*DIRECTIVE*: Select from the data all lines with the word "color".

-- -- --

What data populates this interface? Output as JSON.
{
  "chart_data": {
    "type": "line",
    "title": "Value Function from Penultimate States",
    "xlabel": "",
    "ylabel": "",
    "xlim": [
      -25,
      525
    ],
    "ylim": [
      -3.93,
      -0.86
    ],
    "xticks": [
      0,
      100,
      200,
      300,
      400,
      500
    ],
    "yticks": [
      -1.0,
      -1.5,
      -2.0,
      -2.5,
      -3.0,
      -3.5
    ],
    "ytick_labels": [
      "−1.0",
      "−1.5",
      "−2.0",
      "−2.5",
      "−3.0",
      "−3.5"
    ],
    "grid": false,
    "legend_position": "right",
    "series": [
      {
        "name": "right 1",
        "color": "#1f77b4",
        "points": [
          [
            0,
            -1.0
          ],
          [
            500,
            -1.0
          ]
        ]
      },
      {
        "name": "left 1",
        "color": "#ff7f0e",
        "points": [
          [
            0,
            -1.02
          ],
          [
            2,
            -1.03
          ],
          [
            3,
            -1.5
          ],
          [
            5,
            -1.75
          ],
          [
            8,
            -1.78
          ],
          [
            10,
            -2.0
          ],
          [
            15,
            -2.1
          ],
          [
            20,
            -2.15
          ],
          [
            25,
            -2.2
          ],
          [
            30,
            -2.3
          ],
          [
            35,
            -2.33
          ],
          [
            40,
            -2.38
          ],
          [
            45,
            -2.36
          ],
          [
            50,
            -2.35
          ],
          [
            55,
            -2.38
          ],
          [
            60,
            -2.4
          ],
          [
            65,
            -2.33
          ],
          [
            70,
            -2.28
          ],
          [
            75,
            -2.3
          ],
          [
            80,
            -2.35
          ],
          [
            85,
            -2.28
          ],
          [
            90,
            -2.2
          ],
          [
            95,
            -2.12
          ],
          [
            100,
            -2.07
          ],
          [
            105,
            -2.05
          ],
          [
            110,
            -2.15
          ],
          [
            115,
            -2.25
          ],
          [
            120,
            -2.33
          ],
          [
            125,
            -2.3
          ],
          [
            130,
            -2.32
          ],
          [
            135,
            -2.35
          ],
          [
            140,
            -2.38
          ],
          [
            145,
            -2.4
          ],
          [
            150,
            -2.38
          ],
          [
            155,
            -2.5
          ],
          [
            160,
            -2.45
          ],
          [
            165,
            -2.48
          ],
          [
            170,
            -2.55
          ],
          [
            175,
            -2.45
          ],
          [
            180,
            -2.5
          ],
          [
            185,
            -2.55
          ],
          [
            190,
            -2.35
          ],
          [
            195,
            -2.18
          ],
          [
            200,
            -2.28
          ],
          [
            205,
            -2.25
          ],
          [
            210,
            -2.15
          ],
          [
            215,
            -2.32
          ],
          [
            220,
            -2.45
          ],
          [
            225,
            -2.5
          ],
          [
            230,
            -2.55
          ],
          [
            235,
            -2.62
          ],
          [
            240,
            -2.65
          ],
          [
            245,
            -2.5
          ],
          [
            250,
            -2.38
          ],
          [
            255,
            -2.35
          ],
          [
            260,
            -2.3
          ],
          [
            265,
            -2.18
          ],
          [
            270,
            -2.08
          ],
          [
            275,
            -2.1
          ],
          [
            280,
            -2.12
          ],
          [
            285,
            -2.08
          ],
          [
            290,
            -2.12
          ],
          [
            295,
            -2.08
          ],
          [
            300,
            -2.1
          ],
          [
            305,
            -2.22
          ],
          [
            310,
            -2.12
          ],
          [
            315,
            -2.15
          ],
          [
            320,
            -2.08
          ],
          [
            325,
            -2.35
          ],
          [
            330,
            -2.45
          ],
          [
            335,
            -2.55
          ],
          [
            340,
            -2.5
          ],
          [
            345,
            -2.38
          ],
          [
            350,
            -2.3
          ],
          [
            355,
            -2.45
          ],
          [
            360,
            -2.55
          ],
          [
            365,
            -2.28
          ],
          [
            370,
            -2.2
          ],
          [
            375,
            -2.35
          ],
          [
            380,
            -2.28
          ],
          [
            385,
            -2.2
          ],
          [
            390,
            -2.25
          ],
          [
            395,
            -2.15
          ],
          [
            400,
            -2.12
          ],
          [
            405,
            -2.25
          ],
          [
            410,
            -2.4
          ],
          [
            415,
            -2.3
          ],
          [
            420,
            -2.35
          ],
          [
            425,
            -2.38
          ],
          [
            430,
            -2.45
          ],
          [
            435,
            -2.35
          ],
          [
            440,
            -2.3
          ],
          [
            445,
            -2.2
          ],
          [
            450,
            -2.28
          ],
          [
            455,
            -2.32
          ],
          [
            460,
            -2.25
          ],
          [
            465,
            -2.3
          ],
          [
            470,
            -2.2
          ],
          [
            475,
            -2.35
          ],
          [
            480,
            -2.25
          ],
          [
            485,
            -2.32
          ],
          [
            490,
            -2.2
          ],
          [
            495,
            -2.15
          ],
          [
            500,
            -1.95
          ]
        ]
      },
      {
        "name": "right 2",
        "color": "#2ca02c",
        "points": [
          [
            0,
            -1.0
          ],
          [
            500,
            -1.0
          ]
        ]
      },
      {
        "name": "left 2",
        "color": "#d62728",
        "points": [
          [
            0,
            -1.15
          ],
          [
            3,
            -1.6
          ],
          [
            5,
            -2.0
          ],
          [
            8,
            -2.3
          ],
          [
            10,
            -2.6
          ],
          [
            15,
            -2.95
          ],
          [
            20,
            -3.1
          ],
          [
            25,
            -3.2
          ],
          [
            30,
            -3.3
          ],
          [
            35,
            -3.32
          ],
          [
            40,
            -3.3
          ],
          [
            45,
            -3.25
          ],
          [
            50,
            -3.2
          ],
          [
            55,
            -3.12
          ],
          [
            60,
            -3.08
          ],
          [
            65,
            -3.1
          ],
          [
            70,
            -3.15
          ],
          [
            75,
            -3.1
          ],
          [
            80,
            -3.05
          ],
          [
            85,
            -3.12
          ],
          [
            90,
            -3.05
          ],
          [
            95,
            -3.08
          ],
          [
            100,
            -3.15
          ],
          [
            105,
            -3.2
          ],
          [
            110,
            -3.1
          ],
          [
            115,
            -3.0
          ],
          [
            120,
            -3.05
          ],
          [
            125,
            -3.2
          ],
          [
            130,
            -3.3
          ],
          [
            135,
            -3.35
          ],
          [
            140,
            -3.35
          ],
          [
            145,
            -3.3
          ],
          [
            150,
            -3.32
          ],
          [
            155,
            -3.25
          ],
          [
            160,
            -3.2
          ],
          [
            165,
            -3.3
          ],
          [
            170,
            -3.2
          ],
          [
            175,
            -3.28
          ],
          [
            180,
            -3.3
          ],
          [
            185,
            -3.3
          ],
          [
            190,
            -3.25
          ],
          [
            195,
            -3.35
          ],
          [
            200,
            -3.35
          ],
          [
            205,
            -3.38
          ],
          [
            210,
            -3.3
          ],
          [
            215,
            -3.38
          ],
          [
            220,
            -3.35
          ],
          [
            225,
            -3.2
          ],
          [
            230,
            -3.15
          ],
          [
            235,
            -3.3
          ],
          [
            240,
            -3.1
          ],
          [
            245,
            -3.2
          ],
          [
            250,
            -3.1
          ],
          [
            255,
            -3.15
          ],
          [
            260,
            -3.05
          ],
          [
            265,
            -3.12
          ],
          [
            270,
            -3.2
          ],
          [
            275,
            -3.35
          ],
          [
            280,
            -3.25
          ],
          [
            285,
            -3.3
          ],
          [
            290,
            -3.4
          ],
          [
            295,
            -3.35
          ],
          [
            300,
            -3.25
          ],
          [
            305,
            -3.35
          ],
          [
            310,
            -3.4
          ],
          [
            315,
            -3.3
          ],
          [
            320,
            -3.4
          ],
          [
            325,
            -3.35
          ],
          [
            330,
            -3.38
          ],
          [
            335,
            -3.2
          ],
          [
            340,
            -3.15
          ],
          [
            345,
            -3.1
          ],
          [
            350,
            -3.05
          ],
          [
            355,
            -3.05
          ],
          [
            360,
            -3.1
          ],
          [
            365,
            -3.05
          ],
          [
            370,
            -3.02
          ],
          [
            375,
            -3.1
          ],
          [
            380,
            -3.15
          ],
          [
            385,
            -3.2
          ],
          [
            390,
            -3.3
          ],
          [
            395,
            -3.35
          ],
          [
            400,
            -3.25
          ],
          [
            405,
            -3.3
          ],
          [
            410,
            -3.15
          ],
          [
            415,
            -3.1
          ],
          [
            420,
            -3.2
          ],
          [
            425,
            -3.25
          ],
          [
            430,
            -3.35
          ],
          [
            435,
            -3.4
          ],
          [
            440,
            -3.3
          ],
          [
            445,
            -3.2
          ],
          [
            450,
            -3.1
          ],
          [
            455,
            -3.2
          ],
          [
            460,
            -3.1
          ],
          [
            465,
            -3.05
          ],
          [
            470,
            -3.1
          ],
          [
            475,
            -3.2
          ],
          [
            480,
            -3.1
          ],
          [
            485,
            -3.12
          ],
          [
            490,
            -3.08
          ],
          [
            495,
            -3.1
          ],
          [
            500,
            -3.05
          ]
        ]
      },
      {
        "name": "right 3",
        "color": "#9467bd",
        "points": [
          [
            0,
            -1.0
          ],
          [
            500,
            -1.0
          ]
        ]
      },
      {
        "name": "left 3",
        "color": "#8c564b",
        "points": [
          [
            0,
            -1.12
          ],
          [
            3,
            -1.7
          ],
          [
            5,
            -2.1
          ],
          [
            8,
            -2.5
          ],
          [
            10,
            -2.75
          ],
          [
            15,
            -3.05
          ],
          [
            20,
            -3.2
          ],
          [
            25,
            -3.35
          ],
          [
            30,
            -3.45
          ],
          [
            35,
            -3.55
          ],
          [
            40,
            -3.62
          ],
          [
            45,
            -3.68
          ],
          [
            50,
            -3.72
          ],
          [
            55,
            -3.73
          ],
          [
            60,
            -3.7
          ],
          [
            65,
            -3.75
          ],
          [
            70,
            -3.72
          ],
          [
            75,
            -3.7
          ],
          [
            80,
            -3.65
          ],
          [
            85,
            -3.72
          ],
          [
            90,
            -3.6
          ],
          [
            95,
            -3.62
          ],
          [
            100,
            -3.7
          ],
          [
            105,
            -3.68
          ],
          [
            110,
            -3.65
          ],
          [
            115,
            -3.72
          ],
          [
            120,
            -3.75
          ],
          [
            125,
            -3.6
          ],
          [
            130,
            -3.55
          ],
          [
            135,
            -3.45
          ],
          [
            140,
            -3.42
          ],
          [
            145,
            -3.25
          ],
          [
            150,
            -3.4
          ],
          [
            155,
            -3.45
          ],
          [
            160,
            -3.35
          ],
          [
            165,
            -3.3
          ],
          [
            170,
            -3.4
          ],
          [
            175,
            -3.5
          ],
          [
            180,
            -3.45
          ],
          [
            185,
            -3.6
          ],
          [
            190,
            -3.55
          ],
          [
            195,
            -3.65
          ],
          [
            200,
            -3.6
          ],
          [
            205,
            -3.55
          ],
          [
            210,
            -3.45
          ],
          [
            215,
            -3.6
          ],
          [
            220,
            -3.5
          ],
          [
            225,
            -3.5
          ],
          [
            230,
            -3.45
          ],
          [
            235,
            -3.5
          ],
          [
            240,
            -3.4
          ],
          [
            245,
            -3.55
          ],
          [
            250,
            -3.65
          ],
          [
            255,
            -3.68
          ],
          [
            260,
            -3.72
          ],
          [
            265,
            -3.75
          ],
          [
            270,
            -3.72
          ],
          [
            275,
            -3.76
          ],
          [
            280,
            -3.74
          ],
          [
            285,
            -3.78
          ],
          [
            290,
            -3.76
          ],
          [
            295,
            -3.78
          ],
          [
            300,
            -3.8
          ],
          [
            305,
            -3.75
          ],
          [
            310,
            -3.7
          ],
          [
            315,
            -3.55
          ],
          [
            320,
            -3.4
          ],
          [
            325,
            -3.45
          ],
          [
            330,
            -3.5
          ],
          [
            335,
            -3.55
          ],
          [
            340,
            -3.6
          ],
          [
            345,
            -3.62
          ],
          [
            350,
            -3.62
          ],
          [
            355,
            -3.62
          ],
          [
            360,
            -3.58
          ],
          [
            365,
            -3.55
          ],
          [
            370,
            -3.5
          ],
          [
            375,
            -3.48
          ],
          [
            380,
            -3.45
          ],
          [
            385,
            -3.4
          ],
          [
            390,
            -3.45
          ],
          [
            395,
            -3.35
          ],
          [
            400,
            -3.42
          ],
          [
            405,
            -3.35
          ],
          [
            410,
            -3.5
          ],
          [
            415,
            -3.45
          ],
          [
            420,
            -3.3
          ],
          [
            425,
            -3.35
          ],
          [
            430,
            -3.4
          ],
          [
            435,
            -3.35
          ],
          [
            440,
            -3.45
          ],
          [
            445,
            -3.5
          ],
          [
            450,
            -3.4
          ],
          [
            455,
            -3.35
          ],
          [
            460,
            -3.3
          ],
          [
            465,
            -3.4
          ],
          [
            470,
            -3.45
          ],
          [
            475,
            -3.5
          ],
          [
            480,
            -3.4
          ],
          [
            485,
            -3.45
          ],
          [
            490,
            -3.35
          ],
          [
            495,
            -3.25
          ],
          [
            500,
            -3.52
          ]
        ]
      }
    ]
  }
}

-- -- --

*RESULT*:
        "color": "#1f77b4",
        "color": "#ff7f0e",
        "color": "#2ca02c",
        "color": "#d62728",
        "color": "#9467bd",
        "color": "#8c564b",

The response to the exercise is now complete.